Stated goal:
Identify all lines in the listing that include the word "name", and copy them out.

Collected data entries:
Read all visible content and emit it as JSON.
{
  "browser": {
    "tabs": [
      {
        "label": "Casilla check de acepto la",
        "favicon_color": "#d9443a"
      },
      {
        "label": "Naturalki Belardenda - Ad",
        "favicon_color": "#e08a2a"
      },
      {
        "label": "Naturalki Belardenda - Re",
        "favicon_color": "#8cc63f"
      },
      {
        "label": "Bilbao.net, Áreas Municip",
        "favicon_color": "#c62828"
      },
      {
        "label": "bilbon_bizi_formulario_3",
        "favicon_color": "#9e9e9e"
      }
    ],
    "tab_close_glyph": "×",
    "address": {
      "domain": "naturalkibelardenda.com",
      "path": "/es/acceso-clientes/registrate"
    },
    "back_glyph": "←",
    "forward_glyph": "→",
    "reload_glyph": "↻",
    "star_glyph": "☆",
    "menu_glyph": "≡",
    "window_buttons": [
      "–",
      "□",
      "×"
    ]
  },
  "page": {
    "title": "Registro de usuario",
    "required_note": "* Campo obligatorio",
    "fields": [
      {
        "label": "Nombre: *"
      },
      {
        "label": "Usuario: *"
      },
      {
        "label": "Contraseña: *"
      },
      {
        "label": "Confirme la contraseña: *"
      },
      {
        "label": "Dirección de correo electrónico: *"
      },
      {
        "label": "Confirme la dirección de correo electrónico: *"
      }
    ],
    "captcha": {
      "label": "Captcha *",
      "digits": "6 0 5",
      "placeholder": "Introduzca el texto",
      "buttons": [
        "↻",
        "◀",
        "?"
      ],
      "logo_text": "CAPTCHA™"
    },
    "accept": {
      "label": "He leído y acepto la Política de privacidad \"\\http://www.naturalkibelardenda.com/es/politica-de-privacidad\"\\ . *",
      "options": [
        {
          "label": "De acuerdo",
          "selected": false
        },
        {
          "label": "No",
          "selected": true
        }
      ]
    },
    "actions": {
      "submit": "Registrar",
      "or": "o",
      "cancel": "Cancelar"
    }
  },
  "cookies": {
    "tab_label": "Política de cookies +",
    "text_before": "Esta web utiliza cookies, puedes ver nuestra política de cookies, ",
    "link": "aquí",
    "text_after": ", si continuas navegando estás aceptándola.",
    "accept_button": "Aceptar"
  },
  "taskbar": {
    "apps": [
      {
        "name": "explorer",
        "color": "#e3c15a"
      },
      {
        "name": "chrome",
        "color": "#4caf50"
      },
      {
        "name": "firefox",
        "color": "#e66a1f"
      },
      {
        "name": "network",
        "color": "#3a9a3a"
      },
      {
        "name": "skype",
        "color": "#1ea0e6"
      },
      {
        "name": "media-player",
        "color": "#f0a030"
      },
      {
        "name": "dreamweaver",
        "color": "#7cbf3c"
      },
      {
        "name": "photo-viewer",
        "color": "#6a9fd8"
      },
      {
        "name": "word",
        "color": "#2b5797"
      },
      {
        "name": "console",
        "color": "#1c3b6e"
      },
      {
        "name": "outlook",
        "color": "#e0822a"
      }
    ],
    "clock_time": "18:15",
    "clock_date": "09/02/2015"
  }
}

Task answer:
        "name": "explorer",
        "name": "chrome",
        "name": "firefox",
        "name": "network",
        "name": "skype",
        "name": "media-player",
        "name": "dreamweaver",
        "name": "photo-viewer",
        "name": "word",
        "name": "console",
        "name": "outlook",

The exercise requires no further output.